→ What is being asked
Restate the data exactly as given and keep the pictures out.

→ Extracted data
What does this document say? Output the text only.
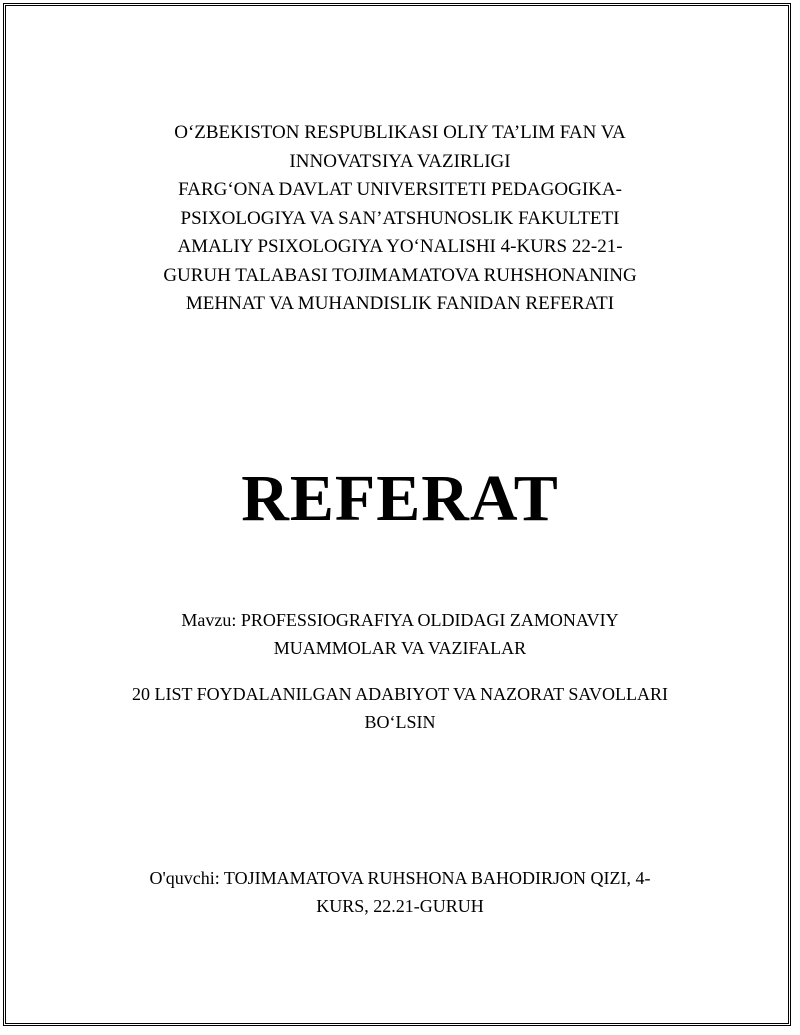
O‘ZBEKISTON RESPUBLIKASI OLIY TA’LIM FAN VA
INNOVATSIYA VAZIRLIGI
FARG‘ONA DAVLAT UNIVERSITETI PEDAGOGIKA-
PSIXOLOGIYA VA SAN’ATSHUNOSLIK FAKULTETI
AMALIY PSIXOLOGIYA YO‘NALISHI 4-KURS 22-21-
GURUH TALABASI TOJIMAMATOVA RUHSHONANING
MEHNAT VA MUHANDISLIK FANIDAN REFERATI
REFERAT
Mavzu: PROFESSIOGRAFIYA OLDIDAGI ZAMONAVIY
MUAMMOLAR VA VAZIFALAR
20 LIST FOYDALANILGAN ADABIYOT VA NAZORAT SAVOLLARI
BO‘LSIN
O'quvchi: TOJIMAMATOVA RUHSHONA BAHODIRJON QIZI, 4-
KURS, 22.21-GURUH
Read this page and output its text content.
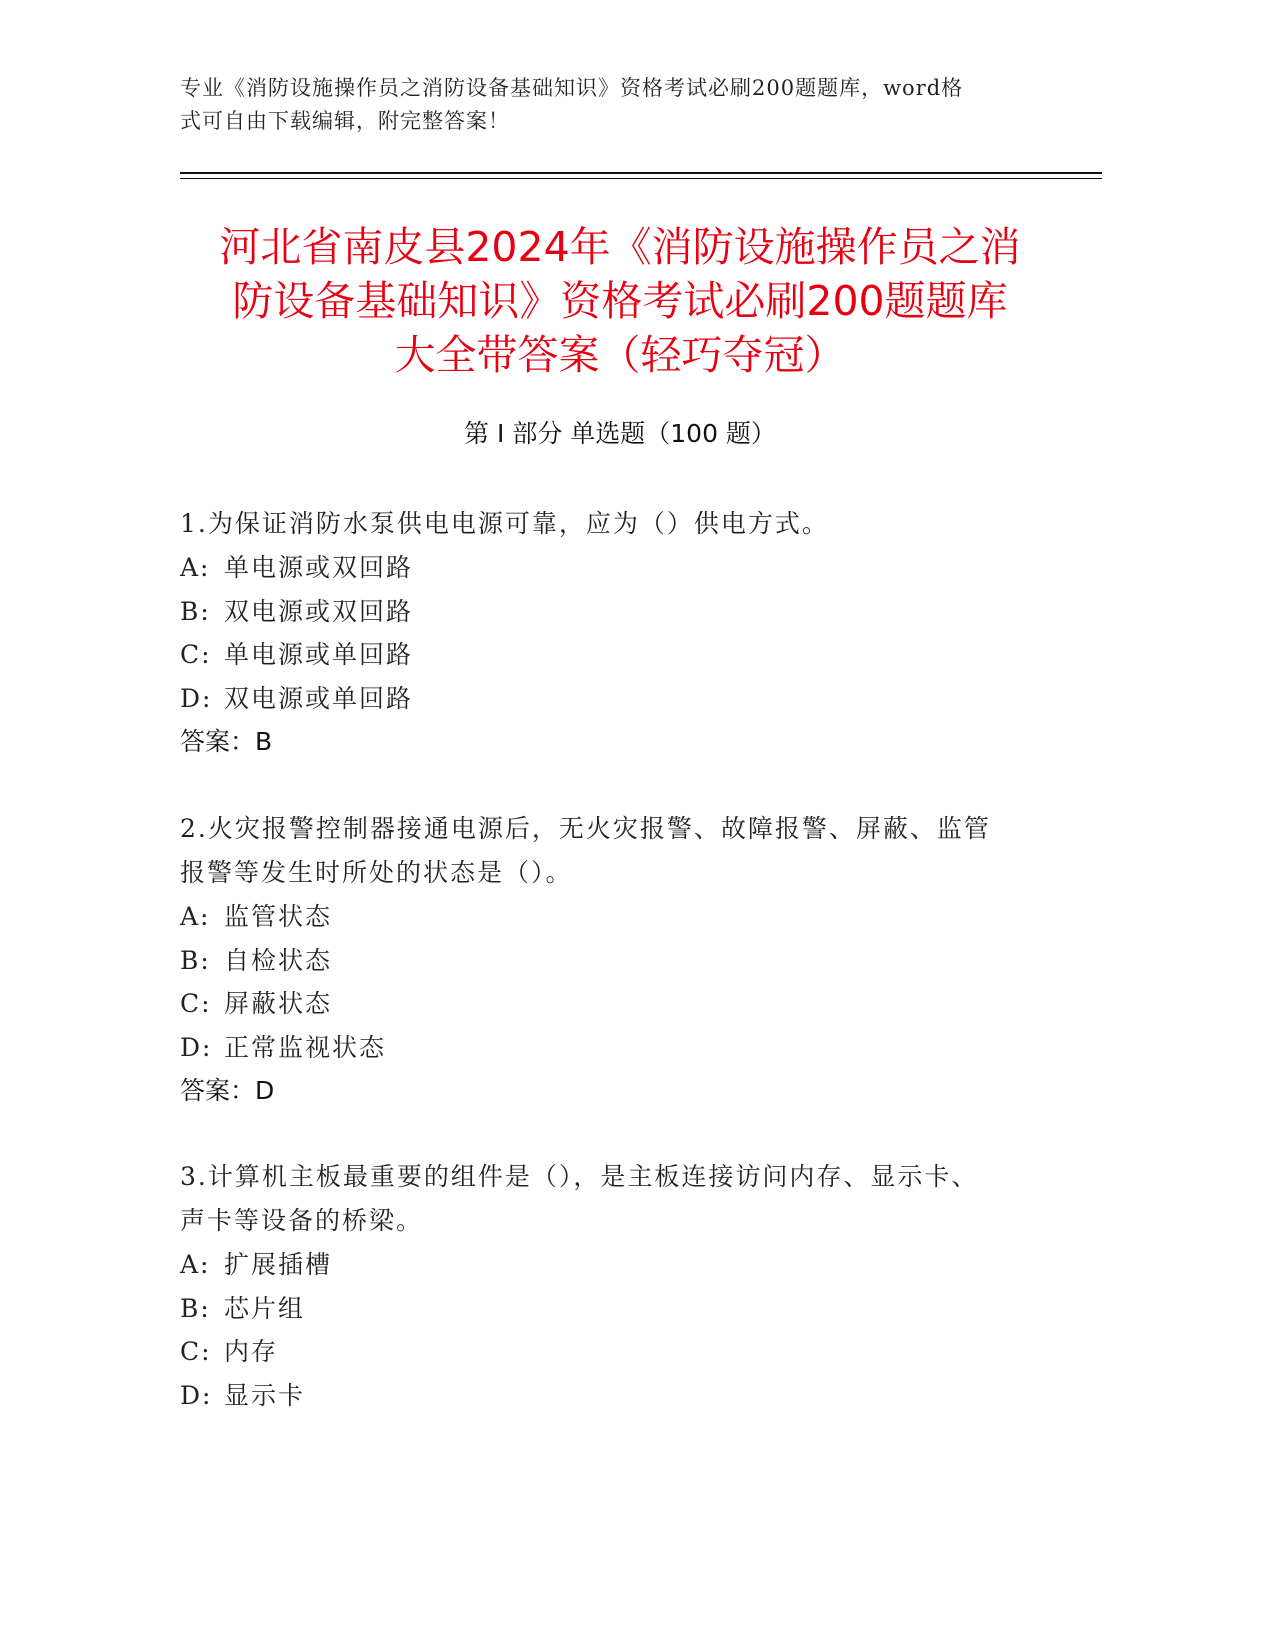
专业《消防设施操作员之消防设备基础知识》资格考试必刷200题题库，word格
式可自由下载编辑，附完整答案！
河北省南皮县2024年《消防设施操作员之消
防设备基础知识》资格考试必刷200题题库
大全带答案（轻巧夺冠）
第 I 部分 单选题（100 题）
1.为保证消防水泵供电电源可靠，应为（）供电方式。
A: 单电源或双回路
B: 双电源或双回路
C: 单电源或单回路
D: 双电源或单回路
答案：B
2.火灾报警控制器接通电源后，无火灾报警、故障报警、屏蔽、监管
报警等发生时所处的状态是（）。
A: 监管状态
B: 自检状态
C: 屏蔽状态
D: 正常监视状态
答案：D
3.计算机主板最重要的组件是（），是主板连接访问内存、显示卡、
声卡等设备的桥梁。
A: 扩展插槽
B: 芯片组
C: 内存
D: 显示卡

→ The answer
What does this document say? Output the text only.
O‘ZBEKISTON RESPUBLIKASI OLIY TA’LIM FAN VA
INNOVATSIYA VAZIRLIGI
FARG‘ONA DAVLAT UNIVERSITETI PEDAGOGIKA-
PSIXOLOGIYA VA SAN’ATSHUNOSLIK FAKULTETI
AMALIY PSIXOLOGIYA YO‘NALISHI 4-KURS 22-21-
GURUH TALABASI TOJIMAMATOVA RUHSHONANING
MEHNAT VA MUHANDISLIK FANIDAN REFERATI
REFERAT
Mavzu: PROFESSIOGRAFIYA OLDIDAGI ZAMONAVIY
MUAMMOLAR VA VAZIFALAR
20 LIST FOYDALANILGAN ADABIYOT VA NAZORAT SAVOLLARI
BO‘LSIN
O'quvchi: TOJIMAMATOVA RUHSHONA BAHODIRJON QIZI, 4-
KURS, 22.21-GURUH
Read this page and output its text content.
专业《消防设施操作员之消防设备基础知识》资格考试必刷200题题库，word格
式可自由下载编辑，附完整答案！
河北省南皮县2024年《消防设施操作员之消
防设备基础知识》资格考试必刷200题题库
大全带答案（轻巧夺冠）
第 I 部分 单选题（100 题）
1.为保证消防水泵供电电源可靠，应为（）供电方式。
A: 单电源或双回路
B: 双电源或双回路
C: 单电源或单回路
D: 双电源或单回路
答案：B
2.火灾报警控制器接通电源后，无火灾报警、故障报警、屏蔽、监管
报警等发生时所处的状态是（）。
A: 监管状态
B: 自检状态
C: 屏蔽状态
D: 正常监视状态
答案：D
3.计算机主板最重要的组件是（），是主板连接访问内存、显示卡、
声卡等设备的桥梁。
A: 扩展插槽
B: 芯片组
C: 内存
D: 显示卡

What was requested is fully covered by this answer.